- _WHAT YOU ARE ASKED TO DO_: Copy everything in the listing below word for word, apart from any images.
───── RECORD EXCERPTS
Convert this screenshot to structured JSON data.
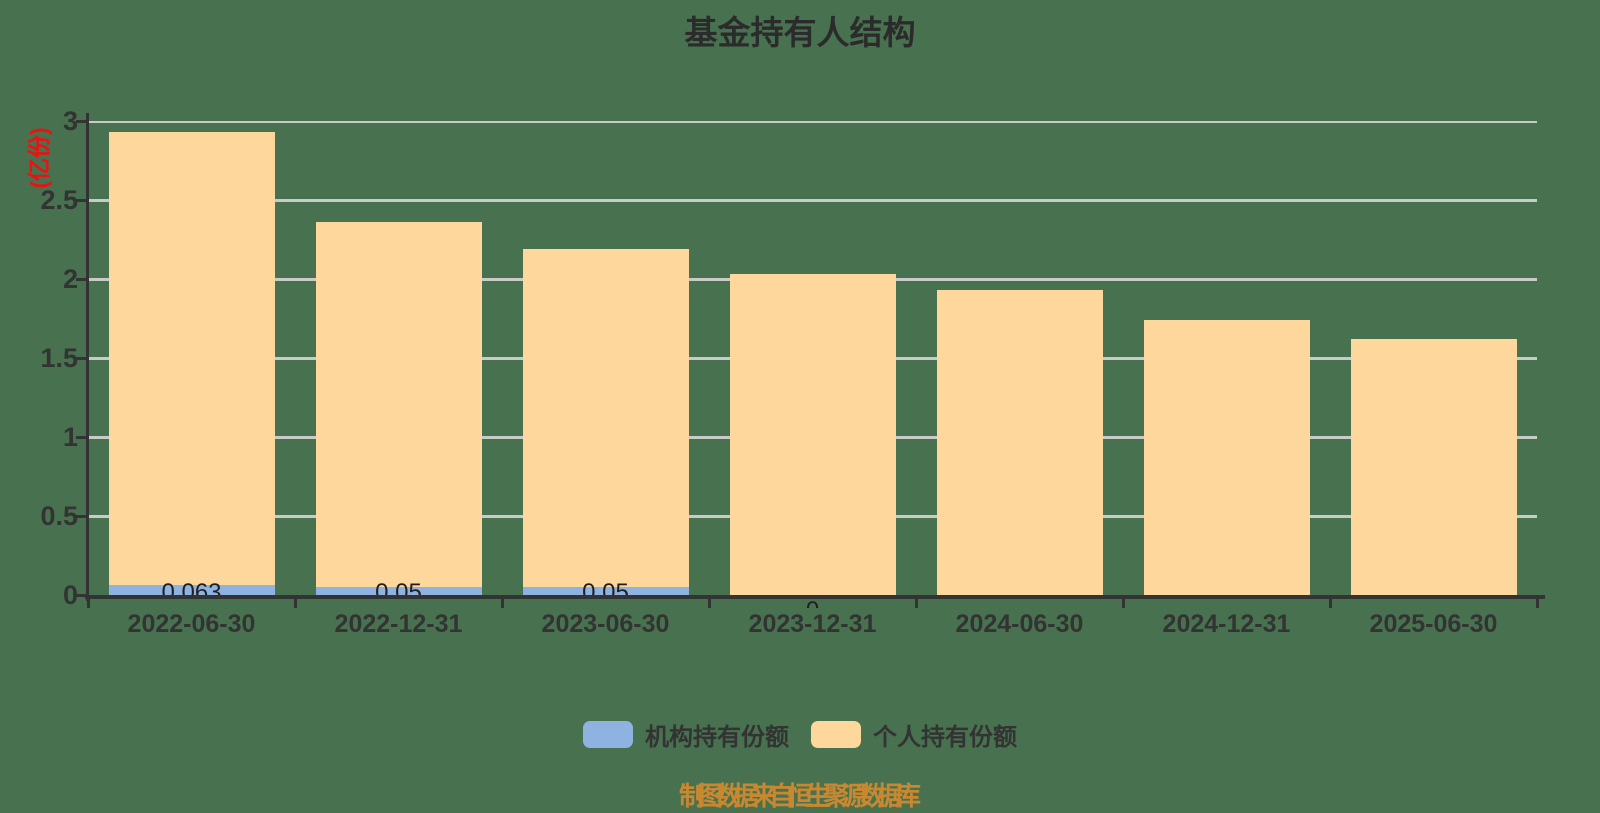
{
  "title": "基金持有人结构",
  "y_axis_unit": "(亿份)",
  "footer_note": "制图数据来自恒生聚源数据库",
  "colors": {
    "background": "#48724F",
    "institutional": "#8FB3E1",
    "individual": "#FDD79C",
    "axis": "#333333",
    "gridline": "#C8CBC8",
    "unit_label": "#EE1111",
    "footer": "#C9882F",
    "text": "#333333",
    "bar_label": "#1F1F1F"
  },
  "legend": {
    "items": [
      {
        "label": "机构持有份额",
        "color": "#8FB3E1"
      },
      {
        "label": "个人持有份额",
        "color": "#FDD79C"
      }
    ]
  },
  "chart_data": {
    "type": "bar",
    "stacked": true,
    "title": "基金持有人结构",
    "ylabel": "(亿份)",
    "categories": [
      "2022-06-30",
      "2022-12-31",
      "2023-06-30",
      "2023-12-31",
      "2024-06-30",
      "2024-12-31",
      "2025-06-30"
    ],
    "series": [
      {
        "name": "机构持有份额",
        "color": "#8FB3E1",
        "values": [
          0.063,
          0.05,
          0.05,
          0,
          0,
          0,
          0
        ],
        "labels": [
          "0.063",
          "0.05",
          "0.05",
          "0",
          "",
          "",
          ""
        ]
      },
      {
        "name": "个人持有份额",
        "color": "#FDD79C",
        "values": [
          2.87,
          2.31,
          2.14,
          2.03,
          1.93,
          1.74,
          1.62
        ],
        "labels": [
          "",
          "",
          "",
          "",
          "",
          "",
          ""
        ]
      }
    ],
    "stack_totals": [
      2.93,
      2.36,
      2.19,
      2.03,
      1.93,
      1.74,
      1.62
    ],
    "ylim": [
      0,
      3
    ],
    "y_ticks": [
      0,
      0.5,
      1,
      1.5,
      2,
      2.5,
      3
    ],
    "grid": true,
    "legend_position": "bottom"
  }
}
──────────
- _IN RESPONSE_:
Convert this screenshot to structured JSON data.
{
  "title": "基金持有人结构",
  "y_axis_unit": "(亿份)",
  "footer_note": "制图数据来自恒生聚源数据库",
  "colors": {
    "background": "#48724F",
    "institutional": "#8FB3E1",
    "individual": "#FDD79C",
    "axis": "#333333",
    "gridline": "#C8CBC8",
    "unit_label": "#EE1111",
    "footer": "#C9882F",
    "text": "#333333",
    "bar_label": "#1F1F1F"
  },
  "legend": {
    "items": [
      {
        "label": "机构持有份额",
        "color": "#8FB3E1"
      },
      {
        "label": "个人持有份额",
        "color": "#FDD79C"
      }
    ]
  },
  "chart_data": {
    "type": "bar",
    "stacked": true,
    "title": "基金持有人结构",
    "ylabel": "(亿份)",
    "categories": [
      "2022-06-30",
      "2022-12-31",
      "2023-06-30",
      "2023-12-31",
      "2024-06-30",
      "2024-12-31",
      "2025-06-30"
    ],
    "series": [
      {
        "name": "机构持有份额",
        "color": "#8FB3E1",
        "values": [
          0.063,
          0.05,
          0.05,
          0,
          0,
          0,
          0
        ],
        "labels": [
          "0.063",
          "0.05",
          "0.05",
          "0",
          "",
          "",
          ""
        ]
      },
      {
        "name": "个人持有份额",
        "color": "#FDD79C",
        "values": [
          2.87,
          2.31,
          2.14,
          2.03,
          1.93,
          1.74,
          1.62
        ],
        "labels": [
          "",
          "",
          "",
          "",
          "",
          "",
          ""
        ]
      }
    ],
    "stack_totals": [
      2.93,
      2.36,
      2.19,
      2.03,
      1.93,
      1.74,
      1.62
    ],
    "ylim": [
      0,
      3
    ],
    "y_ticks": [
      0,
      0.5,
      1,
      1.5,
      2,
      2.5,
      3
    ],
    "grid": true,
    "legend_position": "bottom"
  }
}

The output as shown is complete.